Take every line where the string "Type" appears and copy it.

START Provided data

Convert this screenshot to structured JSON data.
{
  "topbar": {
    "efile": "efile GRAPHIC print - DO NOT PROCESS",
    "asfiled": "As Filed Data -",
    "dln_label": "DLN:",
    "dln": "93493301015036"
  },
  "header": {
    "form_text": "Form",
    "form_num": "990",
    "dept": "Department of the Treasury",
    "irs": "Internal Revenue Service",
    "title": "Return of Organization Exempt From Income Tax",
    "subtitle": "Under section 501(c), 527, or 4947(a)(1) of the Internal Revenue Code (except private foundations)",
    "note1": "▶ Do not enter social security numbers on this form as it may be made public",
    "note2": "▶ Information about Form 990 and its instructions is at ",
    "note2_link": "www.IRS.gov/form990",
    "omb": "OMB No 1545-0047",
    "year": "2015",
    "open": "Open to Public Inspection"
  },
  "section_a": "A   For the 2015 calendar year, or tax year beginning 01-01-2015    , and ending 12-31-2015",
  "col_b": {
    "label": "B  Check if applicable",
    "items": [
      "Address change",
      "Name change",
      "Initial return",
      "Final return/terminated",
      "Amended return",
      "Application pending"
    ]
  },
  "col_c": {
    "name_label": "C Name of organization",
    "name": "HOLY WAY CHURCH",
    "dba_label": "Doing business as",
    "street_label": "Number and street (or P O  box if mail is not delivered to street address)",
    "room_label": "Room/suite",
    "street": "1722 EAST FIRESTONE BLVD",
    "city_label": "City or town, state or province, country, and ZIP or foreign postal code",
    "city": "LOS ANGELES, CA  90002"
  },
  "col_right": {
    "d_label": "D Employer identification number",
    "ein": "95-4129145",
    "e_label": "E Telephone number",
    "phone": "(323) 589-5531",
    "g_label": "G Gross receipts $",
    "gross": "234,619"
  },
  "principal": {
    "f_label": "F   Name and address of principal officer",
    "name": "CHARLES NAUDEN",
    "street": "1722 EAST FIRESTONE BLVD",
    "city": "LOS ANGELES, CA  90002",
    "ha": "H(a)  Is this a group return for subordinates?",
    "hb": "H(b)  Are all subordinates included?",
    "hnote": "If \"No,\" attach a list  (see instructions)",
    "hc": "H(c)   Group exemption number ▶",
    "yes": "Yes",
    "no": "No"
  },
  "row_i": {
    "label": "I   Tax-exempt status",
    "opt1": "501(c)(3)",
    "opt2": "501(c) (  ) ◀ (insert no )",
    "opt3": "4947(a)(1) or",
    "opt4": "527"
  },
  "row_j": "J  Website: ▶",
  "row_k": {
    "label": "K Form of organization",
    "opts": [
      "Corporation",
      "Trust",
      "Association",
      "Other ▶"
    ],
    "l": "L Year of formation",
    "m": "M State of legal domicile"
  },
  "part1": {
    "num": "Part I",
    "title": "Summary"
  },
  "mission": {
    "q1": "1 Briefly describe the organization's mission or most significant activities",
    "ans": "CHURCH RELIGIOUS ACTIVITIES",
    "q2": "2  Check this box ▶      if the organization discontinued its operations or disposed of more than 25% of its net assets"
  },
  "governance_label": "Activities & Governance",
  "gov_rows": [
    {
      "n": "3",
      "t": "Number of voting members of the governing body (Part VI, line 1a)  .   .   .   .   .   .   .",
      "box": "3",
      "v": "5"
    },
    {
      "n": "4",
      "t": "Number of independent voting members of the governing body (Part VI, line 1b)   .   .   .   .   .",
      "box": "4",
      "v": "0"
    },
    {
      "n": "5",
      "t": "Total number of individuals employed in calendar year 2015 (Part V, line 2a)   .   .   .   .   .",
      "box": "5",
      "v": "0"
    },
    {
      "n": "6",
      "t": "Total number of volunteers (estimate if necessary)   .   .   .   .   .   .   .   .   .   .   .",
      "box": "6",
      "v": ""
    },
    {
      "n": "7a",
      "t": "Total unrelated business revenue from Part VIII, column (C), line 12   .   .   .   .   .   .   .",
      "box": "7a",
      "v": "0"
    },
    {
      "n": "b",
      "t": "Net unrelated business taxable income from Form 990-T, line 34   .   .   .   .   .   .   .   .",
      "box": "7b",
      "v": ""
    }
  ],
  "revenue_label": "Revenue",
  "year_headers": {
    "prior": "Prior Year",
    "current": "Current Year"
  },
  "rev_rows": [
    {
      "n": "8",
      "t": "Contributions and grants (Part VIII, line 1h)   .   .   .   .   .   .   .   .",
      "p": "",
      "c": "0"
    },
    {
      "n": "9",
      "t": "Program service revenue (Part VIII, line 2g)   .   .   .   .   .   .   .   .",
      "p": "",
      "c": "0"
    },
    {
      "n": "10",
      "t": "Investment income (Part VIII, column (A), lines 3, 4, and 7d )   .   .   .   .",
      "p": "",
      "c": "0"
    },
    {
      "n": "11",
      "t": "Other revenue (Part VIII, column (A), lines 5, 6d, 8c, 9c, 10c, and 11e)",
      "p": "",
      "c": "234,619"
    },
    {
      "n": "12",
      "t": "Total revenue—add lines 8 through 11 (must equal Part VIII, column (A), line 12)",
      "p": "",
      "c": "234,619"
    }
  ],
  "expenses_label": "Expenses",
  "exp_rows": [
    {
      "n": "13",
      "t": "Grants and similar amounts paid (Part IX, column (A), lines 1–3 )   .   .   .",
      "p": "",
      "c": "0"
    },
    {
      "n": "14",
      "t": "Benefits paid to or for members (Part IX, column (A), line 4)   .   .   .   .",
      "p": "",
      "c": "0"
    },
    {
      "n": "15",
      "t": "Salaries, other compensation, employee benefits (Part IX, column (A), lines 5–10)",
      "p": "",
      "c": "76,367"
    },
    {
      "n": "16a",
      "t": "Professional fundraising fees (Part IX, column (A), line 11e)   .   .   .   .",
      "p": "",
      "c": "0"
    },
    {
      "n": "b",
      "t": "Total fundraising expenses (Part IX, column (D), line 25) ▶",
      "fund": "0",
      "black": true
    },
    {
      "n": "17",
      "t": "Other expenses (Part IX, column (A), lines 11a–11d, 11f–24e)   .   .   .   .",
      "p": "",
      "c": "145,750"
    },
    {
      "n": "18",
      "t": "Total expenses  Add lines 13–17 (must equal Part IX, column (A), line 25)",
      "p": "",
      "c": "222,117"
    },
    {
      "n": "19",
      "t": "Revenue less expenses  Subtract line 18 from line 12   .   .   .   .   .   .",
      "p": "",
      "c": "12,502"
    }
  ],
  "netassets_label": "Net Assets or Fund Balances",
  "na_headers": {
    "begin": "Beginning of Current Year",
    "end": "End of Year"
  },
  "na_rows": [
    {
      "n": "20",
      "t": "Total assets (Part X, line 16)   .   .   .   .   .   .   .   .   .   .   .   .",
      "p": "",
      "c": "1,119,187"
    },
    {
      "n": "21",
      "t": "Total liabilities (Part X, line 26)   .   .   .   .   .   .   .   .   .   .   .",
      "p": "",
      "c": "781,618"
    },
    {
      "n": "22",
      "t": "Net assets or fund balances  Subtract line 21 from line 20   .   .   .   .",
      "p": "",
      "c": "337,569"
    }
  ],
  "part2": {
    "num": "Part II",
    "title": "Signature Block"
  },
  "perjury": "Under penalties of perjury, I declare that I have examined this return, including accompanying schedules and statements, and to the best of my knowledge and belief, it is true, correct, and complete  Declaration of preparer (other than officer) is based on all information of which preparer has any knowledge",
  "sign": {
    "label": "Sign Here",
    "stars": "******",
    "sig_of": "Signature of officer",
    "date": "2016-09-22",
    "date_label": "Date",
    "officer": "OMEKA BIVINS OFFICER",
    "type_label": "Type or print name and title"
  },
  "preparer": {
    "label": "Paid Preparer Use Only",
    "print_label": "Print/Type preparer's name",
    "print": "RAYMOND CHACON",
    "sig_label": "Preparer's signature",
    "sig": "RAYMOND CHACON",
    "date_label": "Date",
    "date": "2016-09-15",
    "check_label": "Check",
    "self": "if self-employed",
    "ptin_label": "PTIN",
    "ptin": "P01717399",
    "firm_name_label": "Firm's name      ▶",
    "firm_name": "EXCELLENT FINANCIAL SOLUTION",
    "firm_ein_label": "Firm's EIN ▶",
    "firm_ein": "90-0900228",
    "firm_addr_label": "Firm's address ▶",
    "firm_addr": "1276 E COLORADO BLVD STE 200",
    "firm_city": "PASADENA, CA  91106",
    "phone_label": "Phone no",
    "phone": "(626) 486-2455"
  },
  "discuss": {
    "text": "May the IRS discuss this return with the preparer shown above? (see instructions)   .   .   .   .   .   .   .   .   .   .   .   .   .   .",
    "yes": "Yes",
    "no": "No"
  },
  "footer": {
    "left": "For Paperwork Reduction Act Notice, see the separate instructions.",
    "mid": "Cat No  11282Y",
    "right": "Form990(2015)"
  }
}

END Provided data

* _Solution to the exercise_
    "type_label": "Type or print name and title"
    "print_label": "Print/Type preparer's name",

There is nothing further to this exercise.